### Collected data
□ □ □ □ □ □ □

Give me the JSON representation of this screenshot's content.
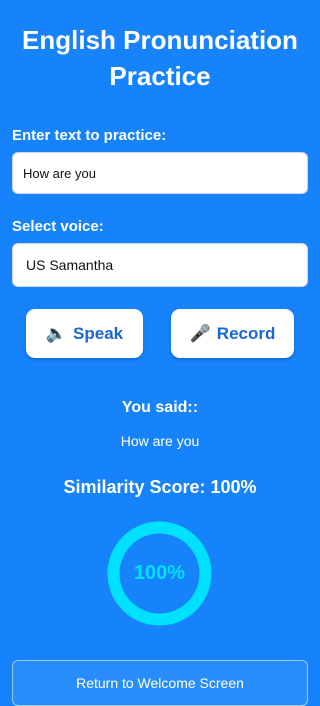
{
  "header": {
    "title_line1": "English Pronunciation",
    "title_line2": "Practice"
  },
  "practice_text": {
    "label": "Enter text to practice:",
    "value": "How are you"
  },
  "voice": {
    "label": "Select voice:",
    "selected": "US Samantha"
  },
  "actions": {
    "speak_icon": "🔈",
    "speak_label": "Speak",
    "record_icon": "🎤",
    "record_label": "Record"
  },
  "result": {
    "heading": "You said::",
    "transcript": "How are you",
    "score_label": "Similarity Score: 100%",
    "gauge_text": "100%",
    "score_fraction": 1.0
  },
  "footer": {
    "return_label": "Return to Welcome Screen"
  },
  "colors": {
    "background": "#1783fb",
    "gauge": "#00e1ff",
    "button_text": "#1768d6"
  }
}
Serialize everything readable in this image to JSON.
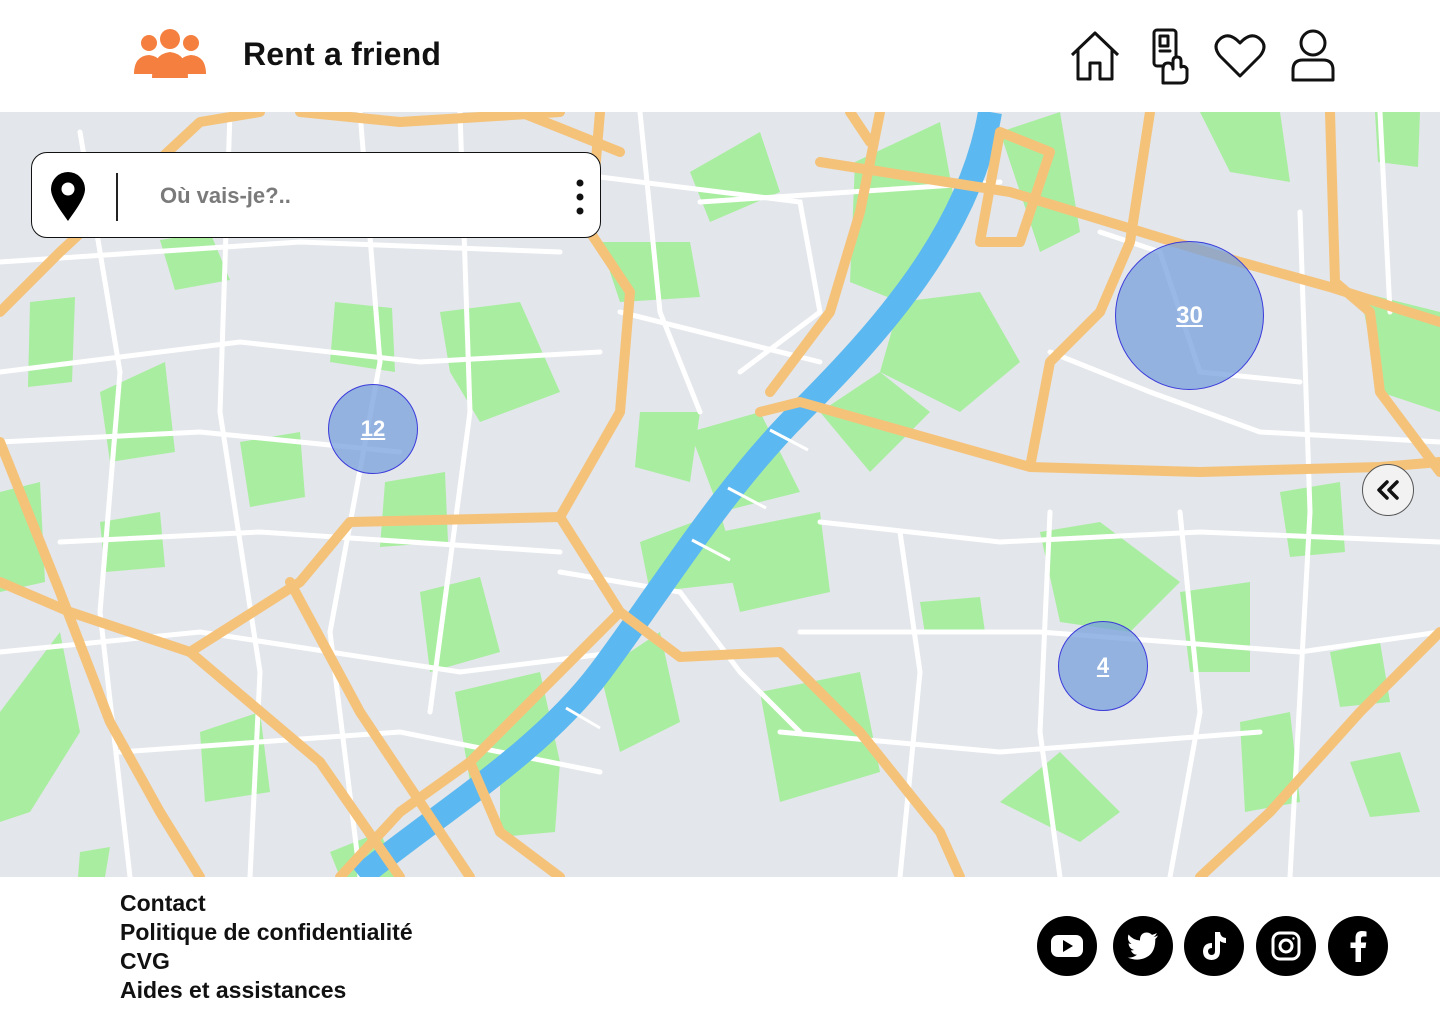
{
  "header": {
    "brand": "Rent a friend",
    "nav": [
      {
        "name": "home-icon"
      },
      {
        "name": "phone-tap-icon"
      },
      {
        "name": "heart-icon"
      },
      {
        "name": "user-icon"
      }
    ]
  },
  "search": {
    "placeholder": "Où vais-je?.."
  },
  "map": {
    "clusters": [
      {
        "count": "12"
      },
      {
        "count": "30"
      },
      {
        "count": "4"
      }
    ]
  },
  "footer": {
    "links": [
      "Contact",
      "Politique de confidentialité",
      "CVG",
      "Aides et assistances"
    ],
    "social": [
      "youtube-icon",
      "twitter-icon",
      "tiktok-icon",
      "instagram-icon",
      "facebook-icon"
    ]
  },
  "colors": {
    "brand_orange": "#F47F3E",
    "park_green": "#A9EEA0",
    "road_orange": "#F5C27A",
    "river_blue": "#5CB8F0",
    "cluster_fill": "#78A0DC"
  }
}
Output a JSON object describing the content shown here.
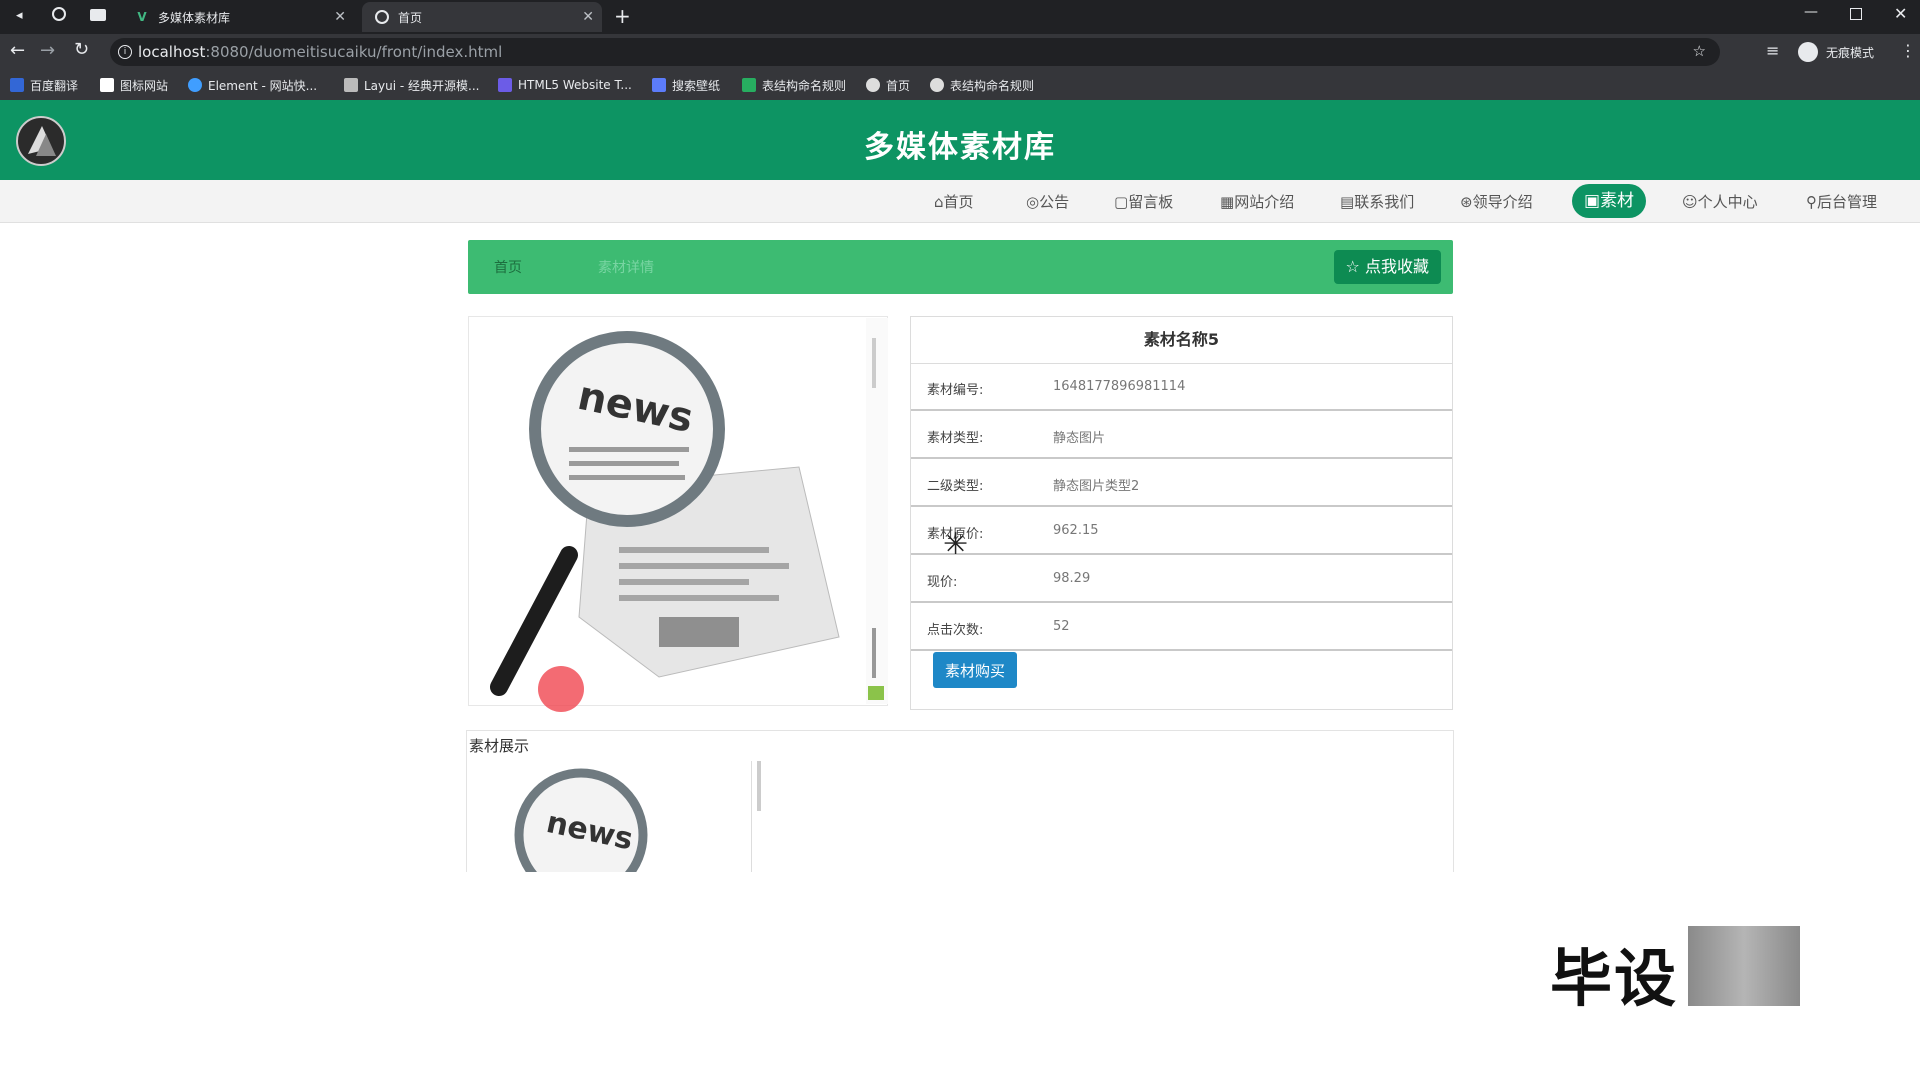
{
  "browser": {
    "tabs": [
      {
        "title": "多媒体素材库",
        "active": false
      },
      {
        "title": "首页",
        "active": true
      }
    ],
    "url_host": "localhost",
    "url_path": ":8080/duomeitisucaiku/front/index.html",
    "profile_label": "无痕模式",
    "bookmarks": [
      {
        "label": "百度翻译",
        "color": "#3367d6"
      },
      {
        "label": "图标网站",
        "color": "#ffffff"
      },
      {
        "label": "Element - 网站快...",
        "color": "#409eff"
      },
      {
        "label": "Layui - 经典开源模...",
        "color": "#bbbbbb"
      },
      {
        "label": "HTML5 Website T...",
        "color": "#6c5ce7"
      },
      {
        "label": "搜索壁纸",
        "color": "#5c7cfa"
      },
      {
        "label": "表结构命名规则",
        "color": "#27ae60"
      },
      {
        "label": "首页",
        "color": "#dddddd"
      },
      {
        "label": "表结构命名规则",
        "color": "#dddddd"
      }
    ]
  },
  "site": {
    "title": "多媒体素材库",
    "nav": [
      {
        "label": "首页",
        "icon": "home-icon",
        "active": false
      },
      {
        "label": "公告",
        "icon": "bell-icon",
        "active": false
      },
      {
        "label": "留言板",
        "icon": "message-icon",
        "active": false
      },
      {
        "label": "网站介绍",
        "icon": "grid-icon",
        "active": false
      },
      {
        "label": "联系我们",
        "icon": "contact-icon",
        "active": false
      },
      {
        "label": "领导介绍",
        "icon": "leader-icon",
        "active": false
      },
      {
        "label": "素材",
        "icon": "material-icon",
        "active": true
      },
      {
        "label": "个人中心",
        "icon": "user-icon",
        "active": false
      },
      {
        "label": "后台管理",
        "icon": "link-icon",
        "active": false
      }
    ]
  },
  "breadcrumb": {
    "home": "首页",
    "current": "素材详情"
  },
  "favorite_label": "点我收藏",
  "detail": {
    "name": "素材名称5",
    "rows": [
      {
        "key": "素材编号:",
        "value": "1648177896981114"
      },
      {
        "key": "素材类型:",
        "value": "静态图片"
      },
      {
        "key": "二级类型:",
        "value": "静态图片类型2"
      },
      {
        "key": "素材原价:",
        "value": "962.15"
      },
      {
        "key": "现价:",
        "value": "98.29"
      },
      {
        "key": "点击次数:",
        "value": "52"
      }
    ],
    "buy_label": "素材购买"
  },
  "showcase": {
    "label": "素材展示"
  },
  "image_text": "news",
  "watermark": "毕设",
  "colors": {
    "header": "#0d9463",
    "breadcrumb": "#3dbb72",
    "buy": "#1e88c7"
  }
}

□ □ □ □ □ □ □

Across the records, how many lines contain "name"? Only the number should be given.

### Finished exercise
5